>> begin

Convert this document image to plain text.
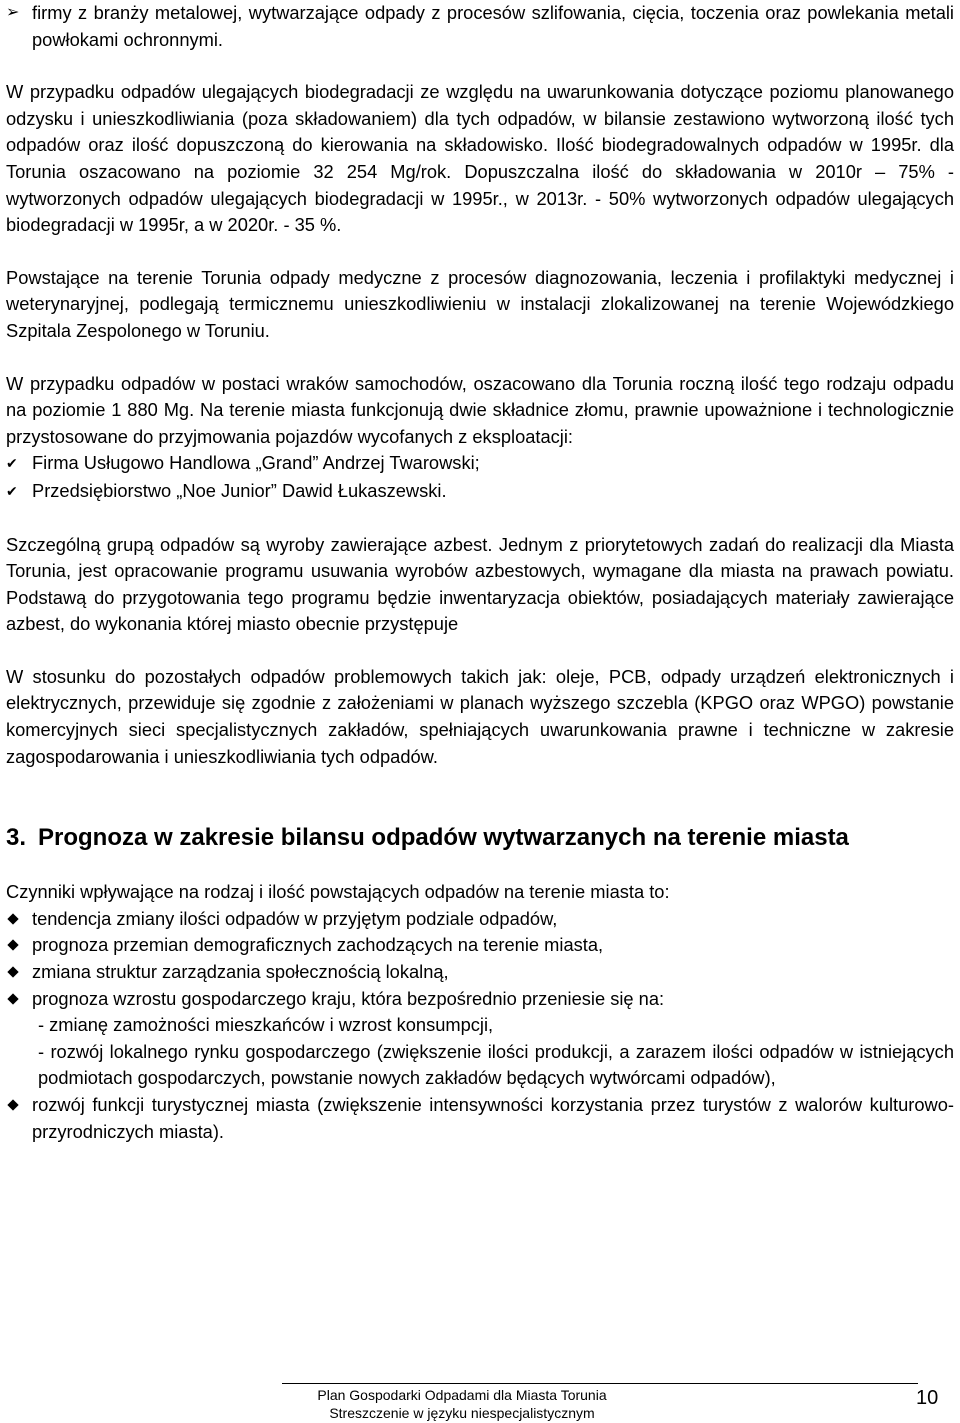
➢
firmy z branży metalowej, wytwarzające odpady z procesów szlifowania, cięcia, toczenia oraz powlekania metali powłokami ochronnymi.

W przypadku odpadów ulegających biodegradacji ze względu na uwarunkowania dotyczące poziomu planowanego odzysku i unieszkodliwiania (poza składowaniem) dla tych odpadów, w bilansie zestawiono wytworzoną ilość tych odpadów oraz ilość dopuszczoną do kierowania na składowisko. Ilość biodegradowalnych odpadów w 1995r. dla Torunia oszacowano na poziomie 32 254 Mg/rok. Dopuszczalna ilość do składowania w 2010r – 75% - wytworzonych odpadów ulegających biodegradacji w 1995r., w 2013r. - 50% wytworzonych odpadów ulegających biodegradacji w 1995r, a w 2020r. - 35 %.

Powstające na terenie Torunia odpady medyczne z procesów diagnozowania, leczenia i profilaktyki medycznej i weterynaryjnej, podlegają termicznemu unieszkodliwieniu w instalacji zlokalizowanej na terenie Wojewódzkiego Szpitala Zespolonego w Toruniu.

W przypadku odpadów w postaci wraków samochodów, oszacowano dla Torunia roczną ilość tego rodzaju odpadu na poziomie 1 880 Mg. Na terenie miasta funkcjonują dwie składnice złomu, prawnie upoważnione i technologicznie przystosowane do przyjmowania pojazdów wycofanych z eksploatacji:

✔
Firma Usługowo Handlowa „Grand” Andrzej Twarowski;
✔
Przedsiębiorstwo „Noe Junior” Dawid Łukaszewski.

Szczególną grupą odpadów są wyroby zawierające azbest. Jednym z priorytetowych zadań do realizacji dla Miasta Torunia, jest opracowanie programu usuwania wyrobów azbestowych, wymagane dla miasta na prawach powiatu. Podstawą do przygotowania tego programu będzie inwentaryzacja obiektów, posiadających materiały zawierające azbest, do wykonania której miasto obecnie przystępuje

W stosunku do pozostałych odpadów problemowych takich jak: oleje, PCB, odpady urządzeń elektronicznych i elektrycznych, przewiduje się zgodnie z założeniami w planach wyższego szczebla (KPGO oraz WPGO) powstanie komercyjnych sieci specjalistycznych zakładów, spełniających uwarunkowania prawne i techniczne w zakresie zagospodarowania i unieszkodliwiania tych odpadów.

3. Prognoza w zakresie bilansu odpadów wytwarzanych na terenie miasta

Czynniki wpływające na rodzaj i ilość powstających odpadów na terenie miasta to:

tendencja zmiany ilości odpadów w przyjętym podziale odpadów,
prognoza przemian demograficznych zachodzących na terenie miasta,
zmiana struktur zarządzania społecznością lokalną,
prognoza wzrostu gospodarczego kraju, która bezpośrednio przeniesie się na:
- zmianę zamożności mieszkańców i wzrost konsumpcji,
- rozwój lokalnego rynku gospodarczego (zwiększenie ilości produkcji, a zarazem ilości odpadów w istniejących podmiotach gospodarczych, powstanie nowych zakładów będących wytwórcami odpadów),
rozwój funkcji turystycznej miasta (zwiększenie intensywności korzystania przez turystów z walorów kulturowo-przyrodniczych miasta).
Plan Gospodarki Odpadami dla Miasta Torunia
Streszczenie w języku niespecjalistycznym
10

>> end

### Your objective:
Without including any pictures, print all of the material exactly as given.

### Solution to the problem:
Convert this document image to plain text.
➢
firmy z branży metalowej, wytwarzające odpady z procesów szlifowania, cięcia, toczenia oraz powlekania metali powłokami ochronnymi.

W przypadku odpadów ulegających biodegradacji ze względu na uwarunkowania dotyczące poziomu planowanego odzysku i unieszkodliwiania (poza składowaniem) dla tych odpadów, w bilansie zestawiono wytworzoną ilość tych odpadów oraz ilość dopuszczoną do kierowania na składowisko. Ilość biodegradowalnych odpadów w 1995r. dla Torunia oszacowano na poziomie 32 254 Mg/rok. Dopuszczalna ilość do składowania w 2010r – 75% - wytworzonych odpadów ulegających biodegradacji w 1995r., w 2013r. - 50% wytworzonych odpadów ulegających biodegradacji w 1995r, a w 2020r. - 35 %.

Powstające na terenie Torunia odpady medyczne z procesów diagnozowania, leczenia i profilaktyki medycznej i weterynaryjnej, podlegają termicznemu unieszkodliwieniu w instalacji zlokalizowanej na terenie Wojewódzkiego Szpitala Zespolonego w Toruniu.

W przypadku odpadów w postaci wraków samochodów, oszacowano dla Torunia roczną ilość tego rodzaju odpadu na poziomie 1 880 Mg. Na terenie miasta funkcjonują dwie składnice złomu, prawnie upoważnione i technologicznie przystosowane do przyjmowania pojazdów wycofanych z eksploatacji:

✔
Firma Usługowo Handlowa „Grand” Andrzej Twarowski;
✔
Przedsiębiorstwo „Noe Junior” Dawid Łukaszewski.

Szczególną grupą odpadów są wyroby zawierające azbest. Jednym z priorytetowych zadań do realizacji dla Miasta Torunia, jest opracowanie programu usuwania wyrobów azbestowych, wymagane dla miasta na prawach powiatu. Podstawą do przygotowania tego programu będzie inwentaryzacja obiektów, posiadających materiały zawierające azbest, do wykonania której miasto obecnie przystępuje

W stosunku do pozostałych odpadów problemowych takich jak: oleje, PCB, odpady urządzeń elektronicznych i elektrycznych, przewiduje się zgodnie z założeniami w planach wyższego szczebla (KPGO oraz WPGO) powstanie komercyjnych sieci specjalistycznych zakładów, spełniających uwarunkowania prawne i techniczne w zakresie zagospodarowania i unieszkodliwiania tych odpadów.

3. Prognoza w zakresie bilansu odpadów wytwarzanych na terenie miasta

Czynniki wpływające na rodzaj i ilość powstających odpadów na terenie miasta to:

tendencja zmiany ilości odpadów w przyjętym podziale odpadów,
prognoza przemian demograficznych zachodzących na terenie miasta,
zmiana struktur zarządzania społecznością lokalną,
prognoza wzrostu gospodarczego kraju, która bezpośrednio przeniesie się na:
- zmianę zamożności mieszkańców i wzrost konsumpcji,
- rozwój lokalnego rynku gospodarczego (zwiększenie ilości produkcji, a zarazem ilości odpadów w istniejących podmiotach gospodarczych, powstanie nowych zakładów będących wytwórcami odpadów),
rozwój funkcji turystycznej miasta (zwiększenie intensywności korzystania przez turystów z walorów kulturowo-przyrodniczych miasta).
Plan Gospodarki Odpadami dla Miasta Torunia
Streszczenie w języku niespecjalistycznym
10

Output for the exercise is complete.